--- Begin Stored data ---
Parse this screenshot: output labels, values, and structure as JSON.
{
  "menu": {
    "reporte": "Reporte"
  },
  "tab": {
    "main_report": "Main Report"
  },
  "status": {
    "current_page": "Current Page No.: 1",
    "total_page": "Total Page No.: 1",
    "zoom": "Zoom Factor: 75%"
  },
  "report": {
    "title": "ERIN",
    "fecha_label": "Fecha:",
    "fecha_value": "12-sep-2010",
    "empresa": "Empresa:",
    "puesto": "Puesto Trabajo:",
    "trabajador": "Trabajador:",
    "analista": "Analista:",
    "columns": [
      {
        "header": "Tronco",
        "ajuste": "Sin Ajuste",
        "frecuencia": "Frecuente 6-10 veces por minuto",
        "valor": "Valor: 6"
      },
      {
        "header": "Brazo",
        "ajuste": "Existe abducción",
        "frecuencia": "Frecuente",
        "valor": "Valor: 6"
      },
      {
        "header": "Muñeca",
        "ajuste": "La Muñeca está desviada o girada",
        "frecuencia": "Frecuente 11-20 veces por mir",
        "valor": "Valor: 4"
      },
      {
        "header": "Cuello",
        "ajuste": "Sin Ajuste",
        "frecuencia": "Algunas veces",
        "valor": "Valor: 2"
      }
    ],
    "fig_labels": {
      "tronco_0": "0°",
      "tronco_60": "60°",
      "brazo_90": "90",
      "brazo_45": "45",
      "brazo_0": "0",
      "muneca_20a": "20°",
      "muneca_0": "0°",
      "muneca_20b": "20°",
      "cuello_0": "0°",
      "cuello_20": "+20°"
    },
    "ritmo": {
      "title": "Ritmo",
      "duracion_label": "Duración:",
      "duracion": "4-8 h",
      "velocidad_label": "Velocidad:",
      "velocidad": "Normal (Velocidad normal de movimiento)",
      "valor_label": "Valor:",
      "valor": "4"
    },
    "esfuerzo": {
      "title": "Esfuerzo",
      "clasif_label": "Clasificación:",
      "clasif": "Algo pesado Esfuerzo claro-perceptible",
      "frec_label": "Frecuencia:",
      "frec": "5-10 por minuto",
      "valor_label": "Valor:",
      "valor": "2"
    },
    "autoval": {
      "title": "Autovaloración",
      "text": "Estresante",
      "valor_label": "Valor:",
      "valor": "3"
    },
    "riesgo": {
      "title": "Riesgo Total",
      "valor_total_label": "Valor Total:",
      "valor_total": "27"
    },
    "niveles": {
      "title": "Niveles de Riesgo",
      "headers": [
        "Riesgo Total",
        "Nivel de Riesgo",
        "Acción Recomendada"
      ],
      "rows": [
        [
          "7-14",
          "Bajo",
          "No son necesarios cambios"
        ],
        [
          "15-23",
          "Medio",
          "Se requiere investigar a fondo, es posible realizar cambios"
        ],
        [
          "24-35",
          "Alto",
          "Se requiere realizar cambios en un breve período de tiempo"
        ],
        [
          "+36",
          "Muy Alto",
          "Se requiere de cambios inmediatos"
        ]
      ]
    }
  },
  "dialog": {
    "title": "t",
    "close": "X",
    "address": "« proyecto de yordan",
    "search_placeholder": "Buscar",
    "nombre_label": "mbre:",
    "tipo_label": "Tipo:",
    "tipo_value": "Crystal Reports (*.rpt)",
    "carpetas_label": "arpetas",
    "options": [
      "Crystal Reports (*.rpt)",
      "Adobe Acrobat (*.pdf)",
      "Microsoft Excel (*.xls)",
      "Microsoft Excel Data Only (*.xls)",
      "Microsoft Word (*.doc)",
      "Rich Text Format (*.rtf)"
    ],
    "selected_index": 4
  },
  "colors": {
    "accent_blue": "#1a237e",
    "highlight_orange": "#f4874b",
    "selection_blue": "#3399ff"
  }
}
--- End Stored data ---
_Task objective_: Send back every record, precisely as written.

_The output_:
Parse this screenshot: output labels, values, and structure as JSON.
{
  "menu": {
    "reporte": "Reporte"
  },
  "tab": {
    "main_report": "Main Report"
  },
  "status": {
    "current_page": "Current Page No.: 1",
    "total_page": "Total Page No.: 1",
    "zoom": "Zoom Factor: 75%"
  },
  "report": {
    "title": "ERIN",
    "fecha_label": "Fecha:",
    "fecha_value": "12-sep-2010",
    "empresa": "Empresa:",
    "puesto": "Puesto Trabajo:",
    "trabajador": "Trabajador:",
    "analista": "Analista:",
    "columns": [
      {
        "header": "Tronco",
        "ajuste": "Sin Ajuste",
        "frecuencia": "Frecuente 6-10 veces por minuto",
        "valor": "Valor: 6"
      },
      {
        "header": "Brazo",
        "ajuste": "Existe abducción",
        "frecuencia": "Frecuente",
        "valor": "Valor: 6"
      },
      {
        "header": "Muñeca",
        "ajuste": "La Muñeca está desviada o girada",
        "frecuencia": "Frecuente 11-20 veces por mir",
        "valor": "Valor: 4"
      },
      {
        "header": "Cuello",
        "ajuste": "Sin Ajuste",
        "frecuencia": "Algunas veces",
        "valor": "Valor: 2"
      }
    ],
    "fig_labels": {
      "tronco_0": "0°",
      "tronco_60": "60°",
      "brazo_90": "90",
      "brazo_45": "45",
      "brazo_0": "0",
      "muneca_20a": "20°",
      "muneca_0": "0°",
      "muneca_20b": "20°",
      "cuello_0": "0°",
      "cuello_20": "+20°"
    },
    "ritmo": {
      "title": "Ritmo",
      "duracion_label": "Duración:",
      "duracion": "4-8 h",
      "velocidad_label": "Velocidad:",
      "velocidad": "Normal (Velocidad normal de movimiento)",
      "valor_label": "Valor:",
      "valor": "4"
    },
    "esfuerzo": {
      "title": "Esfuerzo",
      "clasif_label": "Clasificación:",
      "clasif": "Algo pesado Esfuerzo claro-perceptible",
      "frec_label": "Frecuencia:",
      "frec": "5-10 por minuto",
      "valor_label": "Valor:",
      "valor": "2"
    },
    "autoval": {
      "title": "Autovaloración",
      "text": "Estresante",
      "valor_label": "Valor:",
      "valor": "3"
    },
    "riesgo": {
      "title": "Riesgo Total",
      "valor_total_label": "Valor Total:",
      "valor_total": "27"
    },
    "niveles": {
      "title": "Niveles de Riesgo",
      "headers": [
        "Riesgo Total",
        "Nivel de Riesgo",
        "Acción Recomendada"
      ],
      "rows": [
        [
          "7-14",
          "Bajo",
          "No son necesarios cambios"
        ],
        [
          "15-23",
          "Medio",
          "Se requiere investigar a fondo, es posible realizar cambios"
        ],
        [
          "24-35",
          "Alto",
          "Se requiere realizar cambios en un breve período de tiempo"
        ],
        [
          "+36",
          "Muy Alto",
          "Se requiere de cambios inmediatos"
        ]
      ]
    }
  },
  "dialog": {
    "title": "t",
    "close": "X",
    "address": "« proyecto de yordan",
    "search_placeholder": "Buscar",
    "nombre_label": "mbre:",
    "tipo_label": "Tipo:",
    "tipo_value": "Crystal Reports (*.rpt)",
    "carpetas_label": "arpetas",
    "options": [
      "Crystal Reports (*.rpt)",
      "Adobe Acrobat (*.pdf)",
      "Microsoft Excel (*.xls)",
      "Microsoft Excel Data Only (*.xls)",
      "Microsoft Word (*.doc)",
      "Rich Text Format (*.rtf)"
    ],
    "selected_index": 4
  },
  "colors": {
    "accent_blue": "#1a237e",
    "highlight_orange": "#f4874b",
    "selection_blue": "#3399ff"
  }
}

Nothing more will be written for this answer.